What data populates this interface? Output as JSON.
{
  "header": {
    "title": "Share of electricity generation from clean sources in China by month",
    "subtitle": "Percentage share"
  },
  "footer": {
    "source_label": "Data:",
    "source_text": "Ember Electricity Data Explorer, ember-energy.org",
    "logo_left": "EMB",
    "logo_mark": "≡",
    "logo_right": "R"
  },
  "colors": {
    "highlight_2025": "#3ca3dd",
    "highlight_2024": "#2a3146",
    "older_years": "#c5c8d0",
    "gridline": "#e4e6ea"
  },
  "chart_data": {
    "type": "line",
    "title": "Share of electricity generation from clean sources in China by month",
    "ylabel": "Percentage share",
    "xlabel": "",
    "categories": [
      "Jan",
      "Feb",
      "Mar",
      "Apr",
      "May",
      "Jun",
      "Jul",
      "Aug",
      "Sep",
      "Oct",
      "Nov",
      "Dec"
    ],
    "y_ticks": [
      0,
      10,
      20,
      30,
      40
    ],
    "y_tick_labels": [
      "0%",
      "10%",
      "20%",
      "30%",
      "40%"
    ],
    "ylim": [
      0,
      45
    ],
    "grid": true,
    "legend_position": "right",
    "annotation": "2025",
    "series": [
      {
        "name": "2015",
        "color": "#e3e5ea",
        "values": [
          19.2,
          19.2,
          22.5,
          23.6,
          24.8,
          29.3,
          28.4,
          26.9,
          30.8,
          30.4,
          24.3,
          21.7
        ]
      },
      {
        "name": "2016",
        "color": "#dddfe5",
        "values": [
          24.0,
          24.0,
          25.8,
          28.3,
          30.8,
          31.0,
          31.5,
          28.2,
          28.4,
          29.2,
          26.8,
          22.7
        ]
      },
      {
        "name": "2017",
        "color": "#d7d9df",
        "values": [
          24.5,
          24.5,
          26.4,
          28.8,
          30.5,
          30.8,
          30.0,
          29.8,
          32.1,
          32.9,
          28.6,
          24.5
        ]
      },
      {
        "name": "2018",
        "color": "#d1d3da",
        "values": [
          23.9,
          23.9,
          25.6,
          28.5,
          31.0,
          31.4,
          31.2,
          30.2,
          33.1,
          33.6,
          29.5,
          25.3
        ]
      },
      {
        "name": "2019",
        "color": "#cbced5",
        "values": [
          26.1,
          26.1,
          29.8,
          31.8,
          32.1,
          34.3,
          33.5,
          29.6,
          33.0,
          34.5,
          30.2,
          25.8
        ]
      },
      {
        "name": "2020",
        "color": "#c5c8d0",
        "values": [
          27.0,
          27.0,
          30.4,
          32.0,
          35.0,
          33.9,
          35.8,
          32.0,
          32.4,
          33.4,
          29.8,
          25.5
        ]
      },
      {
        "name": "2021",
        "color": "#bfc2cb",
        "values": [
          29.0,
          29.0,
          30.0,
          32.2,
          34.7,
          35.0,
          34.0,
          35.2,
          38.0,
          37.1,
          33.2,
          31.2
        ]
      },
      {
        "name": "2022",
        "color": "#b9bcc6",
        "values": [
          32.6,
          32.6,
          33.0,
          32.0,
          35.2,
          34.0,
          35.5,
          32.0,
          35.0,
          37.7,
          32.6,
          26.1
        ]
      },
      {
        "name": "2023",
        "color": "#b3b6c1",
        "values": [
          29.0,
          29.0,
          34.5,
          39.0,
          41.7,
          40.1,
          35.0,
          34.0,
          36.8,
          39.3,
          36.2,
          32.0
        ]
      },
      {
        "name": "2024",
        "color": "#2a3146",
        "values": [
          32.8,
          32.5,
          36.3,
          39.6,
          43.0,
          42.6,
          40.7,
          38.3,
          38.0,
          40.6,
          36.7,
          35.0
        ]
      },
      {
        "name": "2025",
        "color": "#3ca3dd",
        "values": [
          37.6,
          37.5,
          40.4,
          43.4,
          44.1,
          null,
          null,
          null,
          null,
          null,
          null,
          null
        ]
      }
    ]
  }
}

▶ _EXERCISE REQUIREMENTS_
Using the records given above, list every line that includes the word "name".

▶ _PROBLEM SOLUTION_
        "name": "2015",
        "name": "2016",
        "name": "2017",
        "name": "2018",
        "name": "2019",
        "name": "2020",
        "name": "2021",
        "name": "2022",
        "name": "2023",
        "name": "2024",
        "name": "2025",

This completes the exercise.